> [EXERCISE INSTRUCTIONS]: Give back all the data exactly, line by line.
--------
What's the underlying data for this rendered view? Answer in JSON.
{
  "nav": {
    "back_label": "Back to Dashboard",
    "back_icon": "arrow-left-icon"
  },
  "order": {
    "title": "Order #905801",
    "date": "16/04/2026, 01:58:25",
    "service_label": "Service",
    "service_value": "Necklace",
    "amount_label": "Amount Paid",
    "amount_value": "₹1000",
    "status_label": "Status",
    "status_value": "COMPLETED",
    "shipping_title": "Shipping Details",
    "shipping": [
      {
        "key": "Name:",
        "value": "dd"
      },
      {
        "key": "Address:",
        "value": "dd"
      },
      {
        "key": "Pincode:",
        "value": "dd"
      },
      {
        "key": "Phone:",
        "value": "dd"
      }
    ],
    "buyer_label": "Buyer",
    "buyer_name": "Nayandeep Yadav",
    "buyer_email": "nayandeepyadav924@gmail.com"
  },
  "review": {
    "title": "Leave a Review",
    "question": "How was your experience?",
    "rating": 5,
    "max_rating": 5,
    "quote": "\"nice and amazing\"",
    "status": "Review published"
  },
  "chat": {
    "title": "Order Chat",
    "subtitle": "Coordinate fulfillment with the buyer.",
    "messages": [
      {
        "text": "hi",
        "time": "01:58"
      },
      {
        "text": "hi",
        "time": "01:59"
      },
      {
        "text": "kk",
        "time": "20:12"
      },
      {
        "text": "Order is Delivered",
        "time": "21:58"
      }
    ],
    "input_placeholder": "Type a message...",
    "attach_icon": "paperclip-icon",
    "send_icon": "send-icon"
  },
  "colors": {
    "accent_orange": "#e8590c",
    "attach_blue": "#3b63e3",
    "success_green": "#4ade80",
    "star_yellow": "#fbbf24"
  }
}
--------
> [SOLUTION TO THIS TASK]:
What's the underlying data for this rendered view? Answer in JSON.
{
  "nav": {
    "back_label": "Back to Dashboard",
    "back_icon": "arrow-left-icon"
  },
  "order": {
    "title": "Order #905801",
    "date": "16/04/2026, 01:58:25",
    "service_label": "Service",
    "service_value": "Necklace",
    "amount_label": "Amount Paid",
    "amount_value": "₹1000",
    "status_label": "Status",
    "status_value": "COMPLETED",
    "shipping_title": "Shipping Details",
    "shipping": [
      {
        "key": "Name:",
        "value": "dd"
      },
      {
        "key": "Address:",
        "value": "dd"
      },
      {
        "key": "Pincode:",
        "value": "dd"
      },
      {
        "key": "Phone:",
        "value": "dd"
      }
    ],
    "buyer_label": "Buyer",
    "buyer_name": "Nayandeep Yadav",
    "buyer_email": "nayandeepyadav924@gmail.com"
  },
  "review": {
    "title": "Leave a Review",
    "question": "How was your experience?",
    "rating": 5,
    "max_rating": 5,
    "quote": "\"nice and amazing\"",
    "status": "Review published"
  },
  "chat": {
    "title": "Order Chat",
    "subtitle": "Coordinate fulfillment with the buyer.",
    "messages": [
      {
        "text": "hi",
        "time": "01:58"
      },
      {
        "text": "hi",
        "time": "01:59"
      },
      {
        "text": "kk",
        "time": "20:12"
      },
      {
        "text": "Order is Delivered",
        "time": "21:58"
      }
    ],
    "input_placeholder": "Type a message...",
    "attach_icon": "paperclip-icon",
    "send_icon": "send-icon"
  },
  "colors": {
    "accent_orange": "#e8590c",
    "attach_blue": "#3b63e3",
    "success_green": "#4ade80",
    "star_yellow": "#fbbf24"
  }
}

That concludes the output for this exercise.